* MATERIAL FOR THIS TASK:
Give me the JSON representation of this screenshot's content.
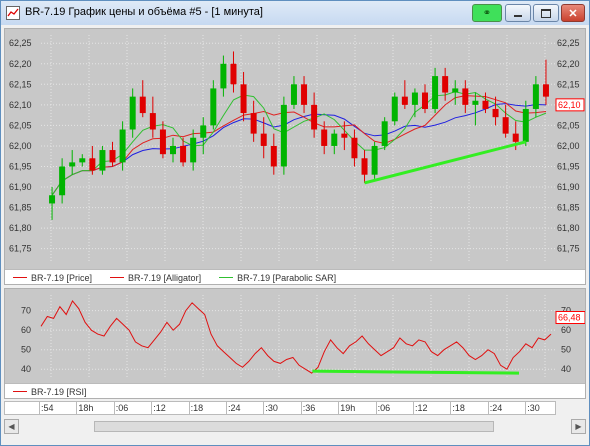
{
  "window": {
    "title": "BR-7.19 График цены и объёма #5 - [1 минута]",
    "buttons": [
      {
        "name": "link-button",
        "icon": "link-icon"
      },
      {
        "name": "minimize-button",
        "icon": "minimize-icon"
      },
      {
        "name": "maximize-button",
        "icon": "maximize-icon"
      },
      {
        "name": "close-button",
        "icon": "close-icon"
      }
    ]
  },
  "colors": {
    "price_up": "#00b400",
    "price_down": "#e00000",
    "alligator_jaw": "#2020e0",
    "alligator_teeth": "#e02020",
    "alligator_lips": "#30c030",
    "trendline": "#33ee22",
    "rsi_line": "#e01010",
    "current_price_box": "#ff0000",
    "pane_bg": "#c8c8c8",
    "grid": "#e6e6e6"
  },
  "price_pane": {
    "axis_labels": [
      "62,25",
      "62,20",
      "62,15",
      "62,10",
      "62,05",
      "62,00",
      "61,95",
      "61,90",
      "61,85",
      "61,80",
      "61,75"
    ],
    "current_price": "62,10",
    "legend": [
      {
        "label": "BR-7.19 [Price]",
        "color": "#e01010"
      },
      {
        "label": "BR-7.19 [Alligator]",
        "color": "#e01010"
      },
      {
        "label": "BR-7.19 [Parabolic SAR]",
        "color": "#30c030"
      }
    ]
  },
  "rsi_pane": {
    "axis_labels_left": [
      "70",
      "60",
      "50",
      "40"
    ],
    "axis_labels_right": [
      "70",
      "60",
      "50",
      "40"
    ],
    "current_value": "66,48",
    "legend": [
      {
        "label": "BR-7.19 [RSI]",
        "color": "#e01010"
      }
    ]
  },
  "time_axis": [
    ":54",
    "18h",
    ":06",
    ":12",
    ":18",
    ":24",
    ":30",
    ":36",
    "19h",
    ":06",
    ":12",
    ":18",
    ":24",
    ":30"
  ],
  "chart_data": {
    "type": "candlestick",
    "ylim": [
      61.72,
      62.27
    ],
    "candles": [
      {
        "o": 61.86,
        "h": 61.9,
        "l": 61.82,
        "c": 61.88
      },
      {
        "o": 61.88,
        "h": 61.97,
        "l": 61.86,
        "c": 61.95
      },
      {
        "o": 61.95,
        "h": 61.99,
        "l": 61.93,
        "c": 61.96
      },
      {
        "o": 61.96,
        "h": 61.98,
        "l": 61.95,
        "c": 61.97
      },
      {
        "o": 61.97,
        "h": 62.0,
        "l": 61.93,
        "c": 61.94
      },
      {
        "o": 61.94,
        "h": 62.0,
        "l": 61.93,
        "c": 61.99
      },
      {
        "o": 61.99,
        "h": 62.01,
        "l": 61.95,
        "c": 61.96
      },
      {
        "o": 61.96,
        "h": 62.06,
        "l": 61.94,
        "c": 62.04
      },
      {
        "o": 62.04,
        "h": 62.14,
        "l": 62.02,
        "c": 62.12
      },
      {
        "o": 62.12,
        "h": 62.16,
        "l": 62.07,
        "c": 62.08
      },
      {
        "o": 62.08,
        "h": 62.12,
        "l": 62.02,
        "c": 62.04
      },
      {
        "o": 62.04,
        "h": 62.06,
        "l": 61.97,
        "c": 61.98
      },
      {
        "o": 61.98,
        "h": 62.02,
        "l": 61.96,
        "c": 62.0
      },
      {
        "o": 62.0,
        "h": 62.02,
        "l": 61.95,
        "c": 61.96
      },
      {
        "o": 61.96,
        "h": 62.04,
        "l": 61.94,
        "c": 62.02
      },
      {
        "o": 62.02,
        "h": 62.07,
        "l": 61.98,
        "c": 62.05
      },
      {
        "o": 62.05,
        "h": 62.16,
        "l": 62.04,
        "c": 62.14
      },
      {
        "o": 62.14,
        "h": 62.22,
        "l": 62.12,
        "c": 62.2
      },
      {
        "o": 62.2,
        "h": 62.23,
        "l": 62.13,
        "c": 62.15
      },
      {
        "o": 62.15,
        "h": 62.18,
        "l": 62.06,
        "c": 62.08
      },
      {
        "o": 62.08,
        "h": 62.11,
        "l": 62.01,
        "c": 62.03
      },
      {
        "o": 62.03,
        "h": 62.07,
        "l": 61.97,
        "c": 62.0
      },
      {
        "o": 62.0,
        "h": 62.03,
        "l": 61.93,
        "c": 61.95
      },
      {
        "o": 61.95,
        "h": 62.12,
        "l": 61.93,
        "c": 62.1
      },
      {
        "o": 62.1,
        "h": 62.17,
        "l": 62.09,
        "c": 62.15
      },
      {
        "o": 62.15,
        "h": 62.17,
        "l": 62.08,
        "c": 62.1
      },
      {
        "o": 62.1,
        "h": 62.13,
        "l": 62.02,
        "c": 62.04
      },
      {
        "o": 62.04,
        "h": 62.06,
        "l": 61.98,
        "c": 62.0
      },
      {
        "o": 62.0,
        "h": 62.04,
        "l": 61.98,
        "c": 62.03
      },
      {
        "o": 62.03,
        "h": 62.06,
        "l": 61.99,
        "c": 62.02
      },
      {
        "o": 62.02,
        "h": 62.04,
        "l": 61.95,
        "c": 61.97
      },
      {
        "o": 61.97,
        "h": 61.99,
        "l": 61.91,
        "c": 61.93
      },
      {
        "o": 61.93,
        "h": 62.01,
        "l": 61.92,
        "c": 62.0
      },
      {
        "o": 62.0,
        "h": 62.07,
        "l": 61.99,
        "c": 62.06
      },
      {
        "o": 62.06,
        "h": 62.13,
        "l": 62.05,
        "c": 62.12
      },
      {
        "o": 62.12,
        "h": 62.16,
        "l": 62.09,
        "c": 62.1
      },
      {
        "o": 62.1,
        "h": 62.14,
        "l": 62.07,
        "c": 62.13
      },
      {
        "o": 62.13,
        "h": 62.15,
        "l": 62.08,
        "c": 62.09
      },
      {
        "o": 62.09,
        "h": 62.19,
        "l": 62.08,
        "c": 62.17
      },
      {
        "o": 62.17,
        "h": 62.19,
        "l": 62.11,
        "c": 62.13
      },
      {
        "o": 62.13,
        "h": 62.16,
        "l": 62.1,
        "c": 62.14
      },
      {
        "o": 62.14,
        "h": 62.16,
        "l": 62.08,
        "c": 62.1
      },
      {
        "o": 62.1,
        "h": 62.13,
        "l": 62.05,
        "c": 62.11
      },
      {
        "o": 62.11,
        "h": 62.13,
        "l": 62.08,
        "c": 62.09
      },
      {
        "o": 62.09,
        "h": 62.12,
        "l": 62.05,
        "c": 62.07
      },
      {
        "o": 62.07,
        "h": 62.1,
        "l": 62.02,
        "c": 62.03
      },
      {
        "o": 62.03,
        "h": 62.06,
        "l": 61.99,
        "c": 62.01
      },
      {
        "o": 62.01,
        "h": 62.11,
        "l": 62.0,
        "c": 62.09
      },
      {
        "o": 62.09,
        "h": 62.17,
        "l": 62.07,
        "c": 62.15
      },
      {
        "o": 62.15,
        "h": 62.21,
        "l": 62.1,
        "c": 62.12
      }
    ],
    "trendline_points": [
      [
        31,
        61.91
      ],
      [
        47,
        62.01
      ]
    ],
    "rsi": {
      "ylim": [
        35,
        78
      ],
      "values": [
        62,
        67,
        66,
        72,
        68,
        75,
        71,
        64,
        60,
        58,
        57,
        62,
        66,
        63,
        60,
        54,
        52,
        51,
        55,
        59,
        64,
        60,
        63,
        70,
        74,
        71,
        68,
        58,
        52,
        49,
        46,
        43,
        41,
        44,
        48,
        51,
        47,
        44,
        43,
        45,
        46,
        42,
        40,
        38,
        41,
        49,
        55,
        51,
        48,
        52,
        54,
        57,
        53,
        50,
        47,
        49,
        51,
        56,
        53,
        52,
        55,
        54,
        49,
        47,
        50,
        52,
        54,
        51,
        47,
        45,
        47,
        50,
        48,
        42,
        40,
        46,
        49,
        53,
        51,
        56,
        55,
        58
      ],
      "trendline_points": [
        [
          0.528,
          39
        ],
        [
          0.93,
          38
        ]
      ]
    }
  }
}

* WHAT THE EXERCISE ASKS:
Lines containing the word "maximize" are to be tallied; report only the total.

* FINAL RESULT:
2